◆ PROBLEM TO SOLVE: Work out the number of lines containing "친환경생활". Answer with nothing but that number.

◆ GIVEN INFORMATION:
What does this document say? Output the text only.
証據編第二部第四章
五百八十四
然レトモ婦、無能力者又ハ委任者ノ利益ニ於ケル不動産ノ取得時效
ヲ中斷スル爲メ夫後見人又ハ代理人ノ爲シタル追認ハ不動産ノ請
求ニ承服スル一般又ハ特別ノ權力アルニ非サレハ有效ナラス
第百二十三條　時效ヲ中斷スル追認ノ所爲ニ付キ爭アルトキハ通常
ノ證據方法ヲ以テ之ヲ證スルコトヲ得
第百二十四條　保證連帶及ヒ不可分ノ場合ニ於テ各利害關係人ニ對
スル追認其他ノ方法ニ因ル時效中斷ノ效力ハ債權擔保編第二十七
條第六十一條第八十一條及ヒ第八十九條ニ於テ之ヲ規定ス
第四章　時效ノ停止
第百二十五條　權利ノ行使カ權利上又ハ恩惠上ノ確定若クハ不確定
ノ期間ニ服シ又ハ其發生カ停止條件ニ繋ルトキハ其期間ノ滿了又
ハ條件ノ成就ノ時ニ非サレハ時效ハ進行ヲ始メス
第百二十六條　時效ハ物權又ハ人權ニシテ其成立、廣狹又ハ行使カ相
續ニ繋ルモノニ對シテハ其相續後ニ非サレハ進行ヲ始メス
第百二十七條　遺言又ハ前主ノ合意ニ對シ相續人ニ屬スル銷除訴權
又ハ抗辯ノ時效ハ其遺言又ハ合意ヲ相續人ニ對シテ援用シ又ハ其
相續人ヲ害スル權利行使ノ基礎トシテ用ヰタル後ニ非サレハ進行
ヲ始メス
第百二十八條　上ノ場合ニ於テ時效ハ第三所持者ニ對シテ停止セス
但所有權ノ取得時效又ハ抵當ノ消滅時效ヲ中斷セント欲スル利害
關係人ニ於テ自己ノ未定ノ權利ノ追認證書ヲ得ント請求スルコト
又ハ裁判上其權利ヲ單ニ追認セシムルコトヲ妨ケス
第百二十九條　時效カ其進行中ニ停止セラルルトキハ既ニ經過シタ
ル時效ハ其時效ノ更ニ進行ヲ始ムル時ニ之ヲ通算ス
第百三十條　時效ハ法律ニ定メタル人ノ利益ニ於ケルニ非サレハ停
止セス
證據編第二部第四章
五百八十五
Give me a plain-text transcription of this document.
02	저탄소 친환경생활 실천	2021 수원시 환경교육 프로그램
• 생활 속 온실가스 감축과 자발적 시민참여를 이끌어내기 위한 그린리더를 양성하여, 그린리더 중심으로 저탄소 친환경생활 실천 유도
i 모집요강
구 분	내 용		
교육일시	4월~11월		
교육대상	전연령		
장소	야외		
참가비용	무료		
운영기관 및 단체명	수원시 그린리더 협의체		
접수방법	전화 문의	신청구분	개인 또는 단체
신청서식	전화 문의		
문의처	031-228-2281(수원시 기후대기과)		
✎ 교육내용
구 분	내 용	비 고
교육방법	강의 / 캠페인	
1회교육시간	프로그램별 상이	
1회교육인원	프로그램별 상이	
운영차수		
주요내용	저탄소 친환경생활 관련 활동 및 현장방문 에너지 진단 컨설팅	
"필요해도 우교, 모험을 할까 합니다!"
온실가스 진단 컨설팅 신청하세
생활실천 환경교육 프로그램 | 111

◆ RESPONSE TO THE TASK: 3